Excerpt from a dataset:
## Start

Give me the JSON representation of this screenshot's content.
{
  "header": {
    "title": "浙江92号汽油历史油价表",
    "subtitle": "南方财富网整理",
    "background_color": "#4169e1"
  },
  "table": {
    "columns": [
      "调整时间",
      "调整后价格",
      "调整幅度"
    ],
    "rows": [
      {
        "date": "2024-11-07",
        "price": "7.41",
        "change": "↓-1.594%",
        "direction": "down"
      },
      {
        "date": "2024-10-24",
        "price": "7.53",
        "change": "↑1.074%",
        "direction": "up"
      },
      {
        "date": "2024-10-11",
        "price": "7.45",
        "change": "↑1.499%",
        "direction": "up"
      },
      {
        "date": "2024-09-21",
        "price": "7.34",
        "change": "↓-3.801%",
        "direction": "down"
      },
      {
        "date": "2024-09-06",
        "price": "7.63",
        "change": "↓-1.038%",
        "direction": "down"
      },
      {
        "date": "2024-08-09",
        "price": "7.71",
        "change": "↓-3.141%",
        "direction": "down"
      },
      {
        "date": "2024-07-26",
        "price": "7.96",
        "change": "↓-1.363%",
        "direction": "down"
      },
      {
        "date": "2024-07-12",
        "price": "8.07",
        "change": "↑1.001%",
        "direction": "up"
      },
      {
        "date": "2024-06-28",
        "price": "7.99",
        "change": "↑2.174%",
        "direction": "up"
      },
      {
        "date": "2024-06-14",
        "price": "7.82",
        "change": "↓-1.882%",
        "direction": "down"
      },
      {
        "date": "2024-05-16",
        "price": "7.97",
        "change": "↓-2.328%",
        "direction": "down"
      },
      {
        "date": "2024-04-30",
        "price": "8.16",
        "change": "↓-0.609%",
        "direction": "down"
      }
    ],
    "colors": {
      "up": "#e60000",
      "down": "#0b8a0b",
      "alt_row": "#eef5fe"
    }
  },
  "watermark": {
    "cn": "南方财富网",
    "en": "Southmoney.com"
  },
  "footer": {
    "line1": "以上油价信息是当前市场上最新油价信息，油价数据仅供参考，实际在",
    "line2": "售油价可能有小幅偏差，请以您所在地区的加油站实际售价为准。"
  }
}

## End

Task goal :: Return all of the entries exactly as they were supplied.

Solution below ::
Give me the JSON representation of this screenshot's content.
{
  "header": {
    "title": "浙江92号汽油历史油价表",
    "subtitle": "南方财富网整理",
    "background_color": "#4169e1"
  },
  "table": {
    "columns": [
      "调整时间",
      "调整后价格",
      "调整幅度"
    ],
    "rows": [
      {
        "date": "2024-11-07",
        "price": "7.41",
        "change": "↓-1.594%",
        "direction": "down"
      },
      {
        "date": "2024-10-24",
        "price": "7.53",
        "change": "↑1.074%",
        "direction": "up"
      },
      {
        "date": "2024-10-11",
        "price": "7.45",
        "change": "↑1.499%",
        "direction": "up"
      },
      {
        "date": "2024-09-21",
        "price": "7.34",
        "change": "↓-3.801%",
        "direction": "down"
      },
      {
        "date": "2024-09-06",
        "price": "7.63",
        "change": "↓-1.038%",
        "direction": "down"
      },
      {
        "date": "2024-08-09",
        "price": "7.71",
        "change": "↓-3.141%",
        "direction": "down"
      },
      {
        "date": "2024-07-26",
        "price": "7.96",
        "change": "↓-1.363%",
        "direction": "down"
      },
      {
        "date": "2024-07-12",
        "price": "8.07",
        "change": "↑1.001%",
        "direction": "up"
      },
      {
        "date": "2024-06-28",
        "price": "7.99",
        "change": "↑2.174%",
        "direction": "up"
      },
      {
        "date": "2024-06-14",
        "price": "7.82",
        "change": "↓-1.882%",
        "direction": "down"
      },
      {
        "date": "2024-05-16",
        "price": "7.97",
        "change": "↓-2.328%",
        "direction": "down"
      },
      {
        "date": "2024-04-30",
        "price": "8.16",
        "change": "↓-0.609%",
        "direction": "down"
      }
    ],
    "colors": {
      "up": "#e60000",
      "down": "#0b8a0b",
      "alt_row": "#eef5fe"
    }
  },
  "watermark": {
    "cn": "南方财富网",
    "en": "Southmoney.com"
  },
  "footer": {
    "line1": "以上油价信息是当前市场上最新油价信息，油价数据仅供参考，实际在",
    "line2": "售油价可能有小幅偏差，请以您所在地区的加油站实际售价为准。"
  }
}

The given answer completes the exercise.